**Task directions**. Gather each line containing the string "PricingCalculations" from these entries.

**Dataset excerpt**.

**********

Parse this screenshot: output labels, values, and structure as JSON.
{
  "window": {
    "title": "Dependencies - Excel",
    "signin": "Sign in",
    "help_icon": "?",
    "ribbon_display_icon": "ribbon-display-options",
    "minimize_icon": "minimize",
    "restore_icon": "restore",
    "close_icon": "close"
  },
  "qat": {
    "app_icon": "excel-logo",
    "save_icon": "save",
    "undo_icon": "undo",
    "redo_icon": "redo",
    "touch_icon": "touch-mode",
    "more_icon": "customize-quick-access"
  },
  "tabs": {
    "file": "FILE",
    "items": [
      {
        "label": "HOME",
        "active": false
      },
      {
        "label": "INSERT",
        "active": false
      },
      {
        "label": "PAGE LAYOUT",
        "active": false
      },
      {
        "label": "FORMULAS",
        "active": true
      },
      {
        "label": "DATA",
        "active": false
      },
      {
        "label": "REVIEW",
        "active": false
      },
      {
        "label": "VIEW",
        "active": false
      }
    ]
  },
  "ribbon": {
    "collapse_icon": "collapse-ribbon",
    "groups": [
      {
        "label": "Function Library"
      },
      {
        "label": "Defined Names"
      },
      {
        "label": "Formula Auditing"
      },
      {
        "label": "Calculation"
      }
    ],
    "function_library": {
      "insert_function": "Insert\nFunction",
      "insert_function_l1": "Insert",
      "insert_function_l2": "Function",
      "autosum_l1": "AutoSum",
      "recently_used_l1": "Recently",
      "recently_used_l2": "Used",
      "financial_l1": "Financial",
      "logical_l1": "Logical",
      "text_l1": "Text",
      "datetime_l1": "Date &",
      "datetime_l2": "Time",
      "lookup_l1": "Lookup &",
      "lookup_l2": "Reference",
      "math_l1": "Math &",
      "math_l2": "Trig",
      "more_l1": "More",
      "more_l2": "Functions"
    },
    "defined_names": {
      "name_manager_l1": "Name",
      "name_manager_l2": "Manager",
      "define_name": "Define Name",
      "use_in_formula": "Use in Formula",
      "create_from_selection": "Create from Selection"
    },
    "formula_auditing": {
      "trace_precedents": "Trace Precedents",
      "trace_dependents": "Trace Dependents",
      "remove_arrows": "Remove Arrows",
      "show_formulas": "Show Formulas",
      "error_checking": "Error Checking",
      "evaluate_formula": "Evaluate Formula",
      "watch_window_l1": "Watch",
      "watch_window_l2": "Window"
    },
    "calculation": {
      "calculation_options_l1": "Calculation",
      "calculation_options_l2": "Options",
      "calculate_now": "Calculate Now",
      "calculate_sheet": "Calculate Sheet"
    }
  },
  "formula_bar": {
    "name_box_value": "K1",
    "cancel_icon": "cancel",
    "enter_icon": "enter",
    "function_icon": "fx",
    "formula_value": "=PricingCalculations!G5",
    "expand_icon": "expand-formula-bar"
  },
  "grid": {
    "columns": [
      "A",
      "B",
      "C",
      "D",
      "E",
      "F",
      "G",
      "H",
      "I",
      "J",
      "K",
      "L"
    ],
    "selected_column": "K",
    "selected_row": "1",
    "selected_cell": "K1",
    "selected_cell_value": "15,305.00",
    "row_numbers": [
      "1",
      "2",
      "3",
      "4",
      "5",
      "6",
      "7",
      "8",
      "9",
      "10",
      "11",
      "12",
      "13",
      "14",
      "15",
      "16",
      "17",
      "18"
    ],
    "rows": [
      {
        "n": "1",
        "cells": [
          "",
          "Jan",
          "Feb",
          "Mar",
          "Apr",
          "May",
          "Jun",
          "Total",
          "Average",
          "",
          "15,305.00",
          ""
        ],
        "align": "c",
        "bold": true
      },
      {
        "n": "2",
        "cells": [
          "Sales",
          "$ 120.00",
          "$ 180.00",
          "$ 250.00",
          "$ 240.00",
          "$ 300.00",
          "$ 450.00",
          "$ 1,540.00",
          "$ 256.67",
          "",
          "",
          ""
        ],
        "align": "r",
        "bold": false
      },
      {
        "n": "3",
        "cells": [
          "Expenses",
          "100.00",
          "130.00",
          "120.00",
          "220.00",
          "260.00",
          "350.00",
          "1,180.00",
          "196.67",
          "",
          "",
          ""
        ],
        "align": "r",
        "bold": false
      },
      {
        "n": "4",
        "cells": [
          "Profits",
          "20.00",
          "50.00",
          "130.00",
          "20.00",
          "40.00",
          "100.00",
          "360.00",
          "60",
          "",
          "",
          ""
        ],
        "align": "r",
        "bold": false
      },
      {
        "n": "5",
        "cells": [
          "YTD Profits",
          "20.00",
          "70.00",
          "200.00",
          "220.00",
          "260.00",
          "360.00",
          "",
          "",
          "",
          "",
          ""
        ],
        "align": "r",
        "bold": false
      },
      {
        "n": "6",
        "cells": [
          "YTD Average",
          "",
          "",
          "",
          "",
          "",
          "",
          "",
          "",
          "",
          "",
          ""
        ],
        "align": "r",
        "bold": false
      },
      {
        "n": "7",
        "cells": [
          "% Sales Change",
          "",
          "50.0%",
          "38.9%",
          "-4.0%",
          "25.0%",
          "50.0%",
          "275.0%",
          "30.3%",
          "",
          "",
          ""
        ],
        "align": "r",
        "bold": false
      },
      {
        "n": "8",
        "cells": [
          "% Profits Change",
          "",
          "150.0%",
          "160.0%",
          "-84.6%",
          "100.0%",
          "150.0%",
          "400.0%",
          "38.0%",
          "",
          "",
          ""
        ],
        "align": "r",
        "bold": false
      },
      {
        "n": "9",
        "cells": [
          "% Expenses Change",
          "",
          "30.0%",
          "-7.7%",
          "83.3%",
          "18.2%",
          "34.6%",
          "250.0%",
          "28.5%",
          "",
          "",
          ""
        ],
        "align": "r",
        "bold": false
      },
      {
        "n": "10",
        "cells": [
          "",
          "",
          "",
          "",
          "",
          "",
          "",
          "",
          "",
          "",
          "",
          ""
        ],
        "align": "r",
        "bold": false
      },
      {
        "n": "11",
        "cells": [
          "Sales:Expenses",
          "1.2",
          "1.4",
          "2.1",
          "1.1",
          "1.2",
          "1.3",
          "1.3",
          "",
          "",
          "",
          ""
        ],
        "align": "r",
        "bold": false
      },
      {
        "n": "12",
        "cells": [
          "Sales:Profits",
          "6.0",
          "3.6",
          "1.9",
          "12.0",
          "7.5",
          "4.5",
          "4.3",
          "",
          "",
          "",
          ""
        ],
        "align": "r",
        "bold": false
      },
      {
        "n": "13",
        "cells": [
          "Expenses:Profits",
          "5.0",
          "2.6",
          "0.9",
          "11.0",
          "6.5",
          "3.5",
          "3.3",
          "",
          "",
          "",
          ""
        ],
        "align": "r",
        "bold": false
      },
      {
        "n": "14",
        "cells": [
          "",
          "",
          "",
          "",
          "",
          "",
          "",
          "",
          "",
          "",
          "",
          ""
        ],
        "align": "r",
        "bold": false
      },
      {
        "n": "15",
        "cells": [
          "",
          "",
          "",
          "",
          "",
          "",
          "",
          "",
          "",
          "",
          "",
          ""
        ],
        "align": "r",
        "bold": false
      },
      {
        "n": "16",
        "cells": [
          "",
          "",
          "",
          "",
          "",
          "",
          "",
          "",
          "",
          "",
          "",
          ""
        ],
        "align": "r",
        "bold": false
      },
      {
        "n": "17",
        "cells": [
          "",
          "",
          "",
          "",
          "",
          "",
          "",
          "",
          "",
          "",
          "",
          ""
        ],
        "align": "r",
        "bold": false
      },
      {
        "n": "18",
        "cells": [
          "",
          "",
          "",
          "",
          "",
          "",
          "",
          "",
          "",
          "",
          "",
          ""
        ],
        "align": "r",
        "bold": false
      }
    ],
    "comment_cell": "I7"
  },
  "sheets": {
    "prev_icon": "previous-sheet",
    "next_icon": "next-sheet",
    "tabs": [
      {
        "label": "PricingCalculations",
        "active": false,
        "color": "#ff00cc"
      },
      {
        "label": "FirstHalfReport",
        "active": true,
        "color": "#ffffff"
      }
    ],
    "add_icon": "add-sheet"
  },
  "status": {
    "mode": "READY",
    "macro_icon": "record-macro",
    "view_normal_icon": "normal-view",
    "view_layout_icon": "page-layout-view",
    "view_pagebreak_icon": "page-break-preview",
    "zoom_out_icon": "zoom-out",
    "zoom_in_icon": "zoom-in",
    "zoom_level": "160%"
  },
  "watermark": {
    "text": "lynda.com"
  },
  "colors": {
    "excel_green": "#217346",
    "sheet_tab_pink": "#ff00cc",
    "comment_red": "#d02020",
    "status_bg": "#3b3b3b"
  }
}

**********

**Exercise answer**.
    "formula_value": "=PricingCalculations!G5",
        "label": "PricingCalculations",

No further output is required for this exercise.